Data excerpts:

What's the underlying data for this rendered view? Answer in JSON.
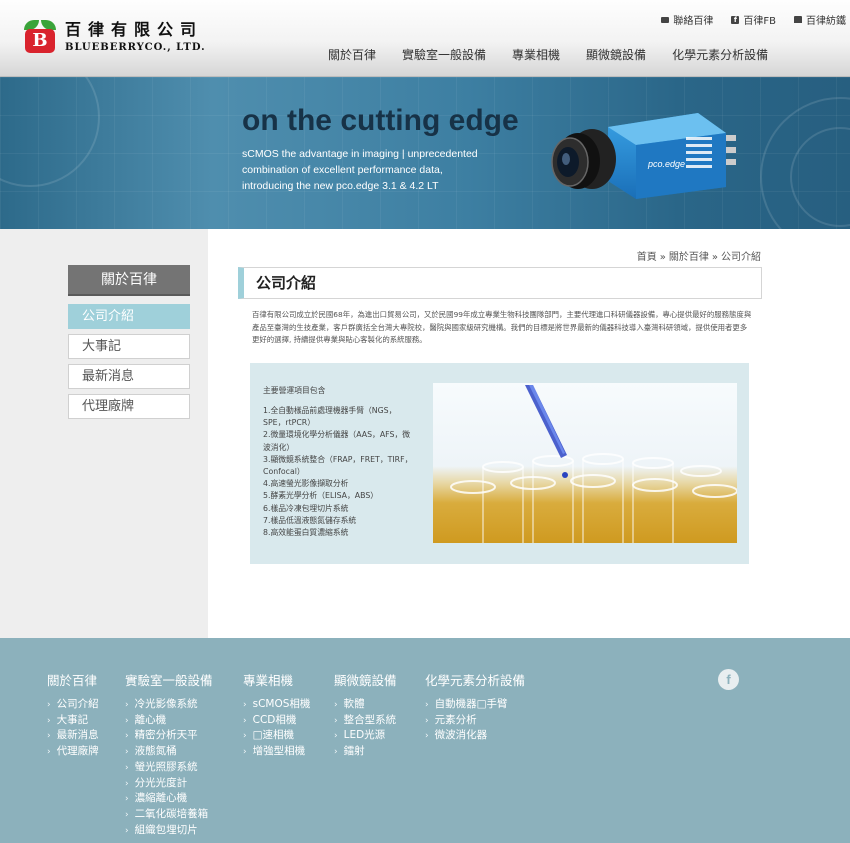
{
  "brand": {
    "name_cn": "百律有限公司",
    "name_en": "BLUEBERRYCO., LTD.",
    "mark": "B"
  },
  "top_links": [
    {
      "icon": "mail-icon",
      "label": "聯絡百律"
    },
    {
      "icon": "facebook-icon",
      "label": "百律FB"
    },
    {
      "icon": "shop-icon",
      "label": "百律紡鐵"
    }
  ],
  "nav": [
    "關於百律",
    "實驗室一般設備",
    "專業相機",
    "顯微鏡設備",
    "化學元素分析設備"
  ],
  "banner": {
    "title": "on the cutting edge",
    "lines": [
      "sCMOS the advantage in imaging | unprecedented",
      "combination of excellent performance data,",
      "introducing the new pco.edge 3.1 & 4.2 LT"
    ],
    "camera_brand": "pco.edge"
  },
  "sidebar": {
    "title": "關於百律",
    "items": [
      "公司介紹",
      "大事記",
      "最新消息",
      "代理廠牌"
    ],
    "active_index": 0
  },
  "breadcrumb": [
    "首頁",
    "關於百律",
    "公司介紹"
  ],
  "page_title": "公司介紹",
  "intro": "百律有限公司成立於民國68年，為進出口貿易公司，又於民國99年成立專業生物科技團隊部門，主要代理進口科研儀器設備，專心提供最好的服務態度與產品至臺灣的生技產業，客戶群廣括全台灣大專院校，醫院與國家級研究機構。我們的目標是將世界最新的儀器科技導入臺灣科研領域，提供使用者更多更好的選擇, 持續提供專業與貼心客製化的系統服務。",
  "panel": {
    "heading": "主要營運項目包含",
    "items": [
      "1.全自動樣品前處理機器手臂（NGS，SPE，rtPCR）",
      "2.微量環境化學分析儀器（AAS，AFS，微波消化）",
      "3.顯微鏡系統整合（FRAP，FRET，TIRF，Confocal）",
      "4.高速螢光影像擷取分析",
      "5.酵素光學分析（ELISA，ABS）",
      "6.樣品冷凍包埋切片系統",
      "7.樣品低溫液態氮儲存系統",
      "8.高效能蛋白質濃縮系統"
    ]
  },
  "footer": {
    "columns": [
      {
        "title": "關於百律",
        "items": [
          "公司介紹",
          "大事記",
          "最新消息",
          "代理廠牌"
        ]
      },
      {
        "title": "實驗室一般設備",
        "items": [
          "冷光影像系統",
          "離心機",
          "精密分析天平",
          "液態氮桶",
          "螢光照膠系統",
          "分光光度計",
          "濃縮離心機",
          "二氧化碳培養箱",
          "組織包埋切片"
        ]
      },
      {
        "title": "專業相機",
        "items": [
          "sCMOS相機",
          "CCD相機",
          "□速相機",
          "增強型相機"
        ]
      },
      {
        "title": "顯微鏡設備",
        "items": [
          "軟體",
          "整合型系統",
          "LED光源",
          "鐳射"
        ]
      },
      {
        "title": "化學元素分析設備",
        "items": [
          "自動機器□手臂",
          "元素分析",
          "微波消化器"
        ]
      }
    ],
    "social_icon": "facebook-icon",
    "social_glyph": "f"
  },
  "colors": {
    "accent": "#9fd0da",
    "footer": "#8cb1bc",
    "sidebar_head": "#747474",
    "brand_red": "#d9232d"
  }
}
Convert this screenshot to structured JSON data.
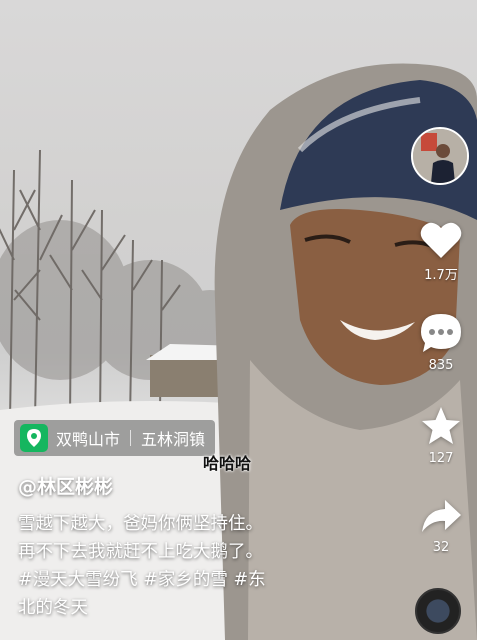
{
  "scene": {
    "description_icon": "snowy-forest-video"
  },
  "rail": {
    "likes": "1.7万",
    "comments": "835",
    "favorites": "127",
    "shares": "32"
  },
  "location": {
    "city": "双鸭山市",
    "town": "五林洞镇"
  },
  "subtitle": "哈哈哈",
  "author": "@林区彬彬",
  "description": {
    "line1": "雪越下越大，爸妈你俩坚持住。",
    "line2": "再不下去我就赶不上吃大鹅了。",
    "line3": "#漫天大雪纷飞 #家乡的雪 #东",
    "line4": "北的冬天"
  },
  "colors": {
    "location_pin": "#15b65f",
    "like": "#ffffff"
  }
}
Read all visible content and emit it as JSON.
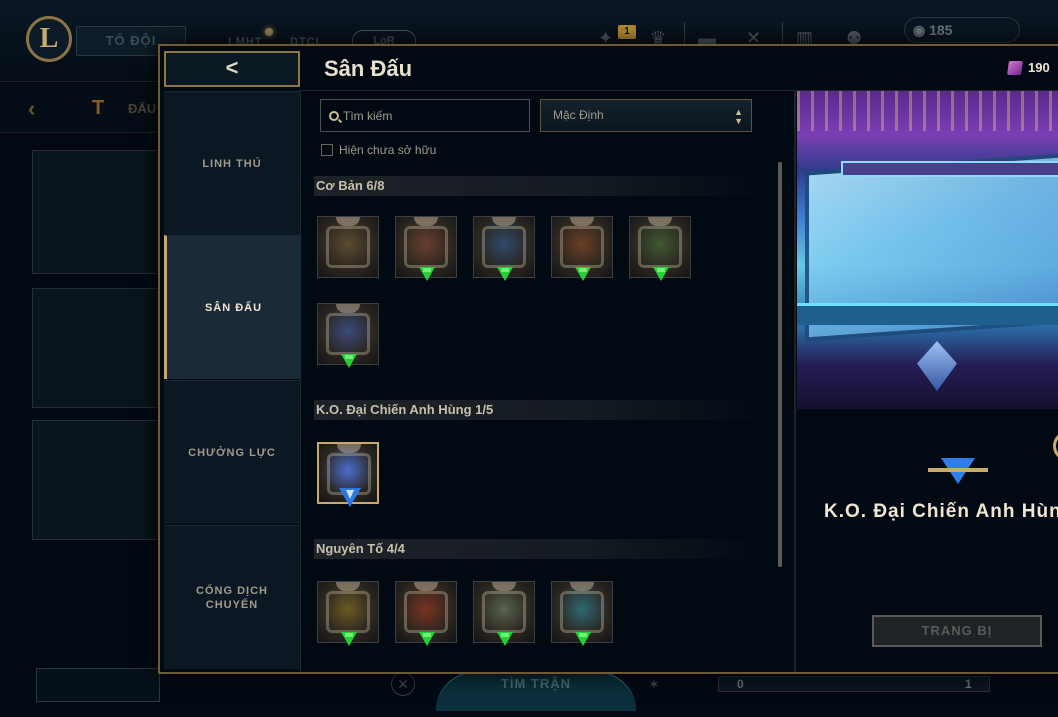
{
  "background": {
    "play_button": "TỐ ĐỘI",
    "nav_tabs": [
      "LMHT",
      "DTCL"
    ],
    "lor_tab": "LoR",
    "badge_count": "1",
    "currency": "185",
    "sub_title": "ĐẤU",
    "find_match": "TÌM TRẬN",
    "slider_min": "0",
    "slider_max": "1"
  },
  "modal": {
    "back_glyph": "<",
    "title": "Sân Đấu",
    "rp_amount": "190",
    "nav": [
      {
        "label": "LINH THÚ",
        "active": false
      },
      {
        "label": "SÂN ĐẤU",
        "active": true
      },
      {
        "label": "CHƯỞNG LỰC",
        "active": false
      },
      {
        "label": "CỔNG DỊCH CHUYỂN",
        "active": false
      }
    ],
    "search_placeholder": "Tìm kiếm",
    "sort_value": "Mặc Định",
    "show_unowned": "Hiện chưa sở hữu",
    "sections": [
      {
        "title": "Cơ Bản 6/8",
        "tiles": [
          "#5b4a2f",
          "#6a3f2e",
          "#2f4a6a",
          "#6b3f25",
          "#3f5a33",
          "#3b4a7a"
        ]
      },
      {
        "title": "K.O. Đại Chiến Anh Hùng 1/5",
        "tiles": [
          "#4b6fd0"
        ]
      },
      {
        "title": "Nguyên Tố 4/4",
        "tiles": [
          "#6b5a22",
          "#7a3320",
          "#5a6450",
          "#2f6a73"
        ]
      }
    ],
    "preview": {
      "name": "K.O. Đại Chiến Anh Hùng",
      "equip_label": "TRANG BỊ"
    }
  }
}
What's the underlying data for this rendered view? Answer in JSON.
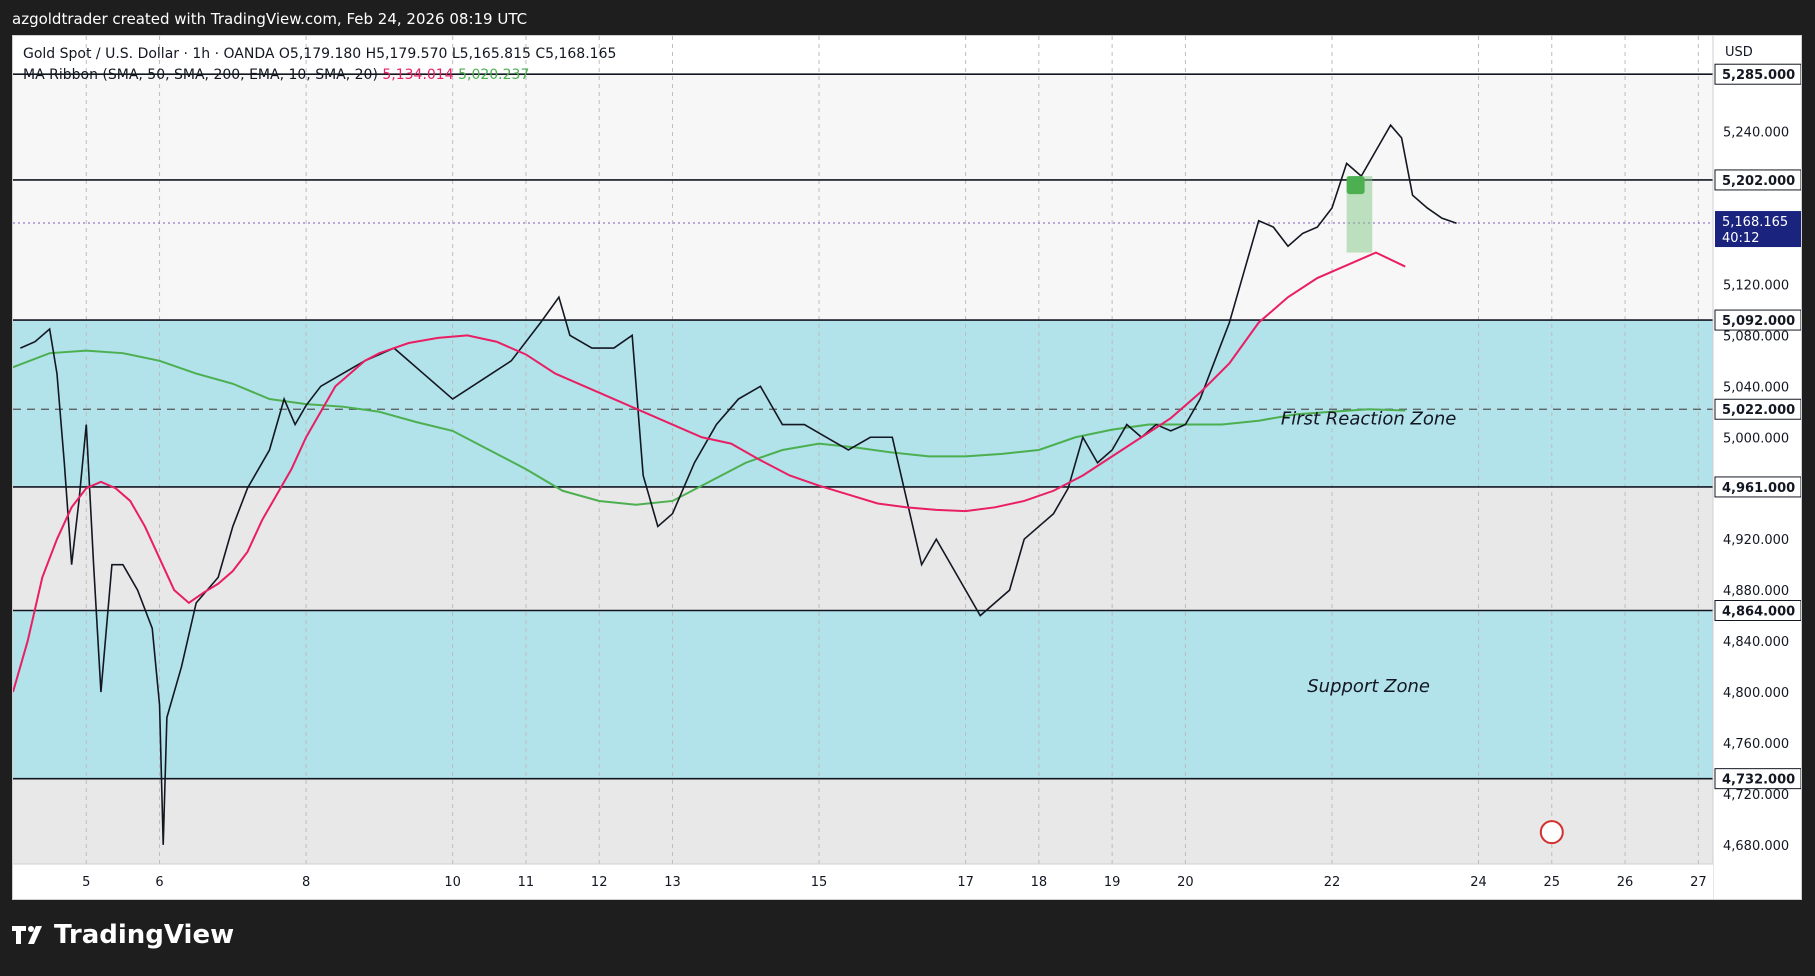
{
  "caption": "azgoldtrader created with TradingView.com, Feb 24, 2026 08:19 UTC",
  "footer": {
    "brand": "TradingView"
  },
  "legend": {
    "symbol": "Gold Spot / U.S. Dollar · 1h · OANDA",
    "ohlc": "O5,179.180 H5,179.570 L5,165.815 C5,168.165",
    "ribbon": "MA Ribbon (SMA, 50, SMA, 200, EMA, 10, SMA, 20)",
    "ribbon_v1": "5,134.014",
    "ribbon_v2": "5,020.237"
  },
  "currency": "USD",
  "colors": {
    "pink": "#e91e63",
    "green": "#4caf50",
    "zone": "#b2e2ea",
    "grey": "#e8e8e8",
    "cursor_label": "#1a237e"
  },
  "chart_data": {
    "type": "line",
    "title": "",
    "ylim": [
      4665,
      5315
    ],
    "x_ticks": [
      {
        "label": "5",
        "x": 5
      },
      {
        "label": "6",
        "x": 6
      },
      {
        "label": "8",
        "x": 8
      },
      {
        "label": "10",
        "x": 10
      },
      {
        "label": "11",
        "x": 11
      },
      {
        "label": "12",
        "x": 12
      },
      {
        "label": "13",
        "x": 13
      },
      {
        "label": "15",
        "x": 15
      },
      {
        "label": "17",
        "x": 17
      },
      {
        "label": "18",
        "x": 18
      },
      {
        "label": "19",
        "x": 19
      },
      {
        "label": "20",
        "x": 20
      },
      {
        "label": "22",
        "x": 22
      },
      {
        "label": "24",
        "x": 24
      },
      {
        "label": "25",
        "x": 25
      },
      {
        "label": "26",
        "x": 26
      },
      {
        "label": "27",
        "x": 27
      }
    ],
    "y_ticks": [
      4680,
      4720,
      4760,
      4800,
      4840,
      4880,
      4920,
      5000,
      5040,
      5080,
      5120,
      5240
    ],
    "y_tick_labels": [
      "4,680.000",
      "4,720.000",
      "4,760.000",
      "4,800.000",
      "4,840.000",
      "4,880.000",
      "4,920.000",
      "5,000.000",
      "5,040.000",
      "5,080.000",
      "5,120.000",
      "5,240.000"
    ],
    "levels": [
      {
        "value": 5285,
        "label": "5,285.000"
      },
      {
        "value": 5202,
        "label": "5,202.000"
      },
      {
        "value": 5092,
        "label": "5,092.000"
      },
      {
        "value": 5022,
        "label": "5,022.000",
        "dashed": true
      },
      {
        "value": 4961,
        "label": "4,961.000"
      },
      {
        "value": 4864,
        "label": "4,864.000"
      },
      {
        "value": 4732,
        "label": "4,732.000"
      }
    ],
    "zones": [
      {
        "from": 4961,
        "to": 5092,
        "label": "First Reaction Zone"
      },
      {
        "from": 4732,
        "to": 4864,
        "label": "Support Zone"
      }
    ],
    "current": {
      "value": 5168.165,
      "label": "5,168.165",
      "countdown": "40:12"
    },
    "series": [
      {
        "name": "",
        "color": "#131722",
        "points": [
          [
            4.1,
            5070
          ],
          [
            4.3,
            5075
          ],
          [
            4.5,
            5085
          ],
          [
            4.6,
            5050
          ],
          [
            4.7,
            4980
          ],
          [
            4.8,
            4900
          ],
          [
            4.9,
            4950
          ],
          [
            5.0,
            5010
          ],
          [
            5.1,
            4900
          ],
          [
            5.2,
            4800
          ],
          [
            5.35,
            4900
          ],
          [
            5.5,
            4900
          ],
          [
            5.7,
            4880
          ],
          [
            5.9,
            4850
          ],
          [
            6.0,
            4790
          ],
          [
            6.05,
            4680
          ],
          [
            6.1,
            4780
          ],
          [
            6.3,
            4820
          ],
          [
            6.5,
            4870
          ],
          [
            6.8,
            4890
          ],
          [
            7.0,
            4930
          ],
          [
            7.2,
            4960
          ],
          [
            7.5,
            4990
          ],
          [
            7.7,
            5030
          ],
          [
            7.85,
            5010
          ],
          [
            8.0,
            5025
          ],
          [
            8.2,
            5040
          ],
          [
            8.5,
            5050
          ],
          [
            8.8,
            5060
          ],
          [
            9.2,
            5070
          ],
          [
            9.6,
            5050
          ],
          [
            10.0,
            5030
          ],
          [
            10.4,
            5045
          ],
          [
            10.8,
            5060
          ],
          [
            11.2,
            5090
          ],
          [
            11.45,
            5110
          ],
          [
            11.6,
            5080
          ],
          [
            11.9,
            5070
          ],
          [
            12.2,
            5070
          ],
          [
            12.45,
            5080
          ],
          [
            12.6,
            4970
          ],
          [
            12.8,
            4930
          ],
          [
            13.0,
            4940
          ],
          [
            13.3,
            4980
          ],
          [
            13.6,
            5010
          ],
          [
            13.9,
            5030
          ],
          [
            14.2,
            5040
          ],
          [
            14.5,
            5010
          ],
          [
            14.8,
            5010
          ],
          [
            15.1,
            5000
          ],
          [
            15.4,
            4990
          ],
          [
            15.7,
            5000
          ],
          [
            16.0,
            5000
          ],
          [
            16.2,
            4950
          ],
          [
            16.4,
            4900
          ],
          [
            16.6,
            4920
          ],
          [
            16.8,
            4900
          ],
          [
            17.0,
            4880
          ],
          [
            17.2,
            4860
          ],
          [
            17.4,
            4870
          ],
          [
            17.6,
            4880
          ],
          [
            17.8,
            4920
          ],
          [
            18.0,
            4930
          ],
          [
            18.2,
            4940
          ],
          [
            18.4,
            4960
          ],
          [
            18.6,
            5000
          ],
          [
            18.8,
            4980
          ],
          [
            19.0,
            4990
          ],
          [
            19.2,
            5010
          ],
          [
            19.4,
            5000
          ],
          [
            19.6,
            5010
          ],
          [
            19.8,
            5005
          ],
          [
            20.0,
            5010
          ],
          [
            20.2,
            5030
          ],
          [
            20.4,
            5060
          ],
          [
            20.6,
            5090
          ],
          [
            20.8,
            5130
          ],
          [
            21.0,
            5170
          ],
          [
            21.2,
            5165
          ],
          [
            21.4,
            5150
          ],
          [
            21.6,
            5160
          ],
          [
            21.8,
            5165
          ],
          [
            22.0,
            5180
          ],
          [
            22.2,
            5215
          ],
          [
            22.4,
            5205
          ],
          [
            22.6,
            5225
          ],
          [
            22.8,
            5245
          ],
          [
            22.95,
            5235
          ],
          [
            23.1,
            5190
          ],
          [
            23.3,
            5180
          ],
          [
            23.5,
            5172
          ],
          [
            23.7,
            5168
          ]
        ]
      },
      {
        "name": "",
        "color": "#e91e63",
        "points": [
          [
            4.0,
            4800
          ],
          [
            4.2,
            4840
          ],
          [
            4.4,
            4890
          ],
          [
            4.6,
            4920
          ],
          [
            4.8,
            4945
          ],
          [
            5.0,
            4960
          ],
          [
            5.2,
            4965
          ],
          [
            5.4,
            4960
          ],
          [
            5.6,
            4950
          ],
          [
            5.8,
            4930
          ],
          [
            6.0,
            4905
          ],
          [
            6.2,
            4880
          ],
          [
            6.4,
            4870
          ],
          [
            6.6,
            4878
          ],
          [
            6.8,
            4885
          ],
          [
            7.0,
            4895
          ],
          [
            7.2,
            4910
          ],
          [
            7.4,
            4935
          ],
          [
            7.6,
            4955
          ],
          [
            7.8,
            4975
          ],
          [
            8.0,
            5000
          ],
          [
            8.2,
            5020
          ],
          [
            8.4,
            5040
          ],
          [
            8.6,
            5050
          ],
          [
            8.8,
            5060
          ],
          [
            9.0,
            5066
          ],
          [
            9.4,
            5074
          ],
          [
            9.8,
            5078
          ],
          [
            10.2,
            5080
          ],
          [
            10.6,
            5075
          ],
          [
            11.0,
            5065
          ],
          [
            11.4,
            5050
          ],
          [
            11.8,
            5040
          ],
          [
            12.2,
            5030
          ],
          [
            12.6,
            5020
          ],
          [
            13.0,
            5010
          ],
          [
            13.4,
            5000
          ],
          [
            13.8,
            4995
          ],
          [
            14.2,
            4982
          ],
          [
            14.6,
            4970
          ],
          [
            15.0,
            4962
          ],
          [
            15.4,
            4955
          ],
          [
            15.8,
            4948
          ],
          [
            16.2,
            4945
          ],
          [
            16.6,
            4943
          ],
          [
            17.0,
            4942
          ],
          [
            17.4,
            4945
          ],
          [
            17.8,
            4950
          ],
          [
            18.2,
            4958
          ],
          [
            18.6,
            4970
          ],
          [
            19.0,
            4985
          ],
          [
            19.4,
            5000
          ],
          [
            19.8,
            5015
          ],
          [
            20.2,
            5035
          ],
          [
            20.6,
            5058
          ],
          [
            21.0,
            5090
          ],
          [
            21.4,
            5110
          ],
          [
            21.8,
            5125
          ],
          [
            22.2,
            5135
          ],
          [
            22.6,
            5145
          ],
          [
            23.0,
            5134
          ]
        ]
      }
    ],
    "annotations": [
      "First Reaction Zone",
      "Support Zone"
    ]
  }
}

TASK: In the data above, how many lines contain the string "First"? Answer with the number only.

TASK RESPONSE: 2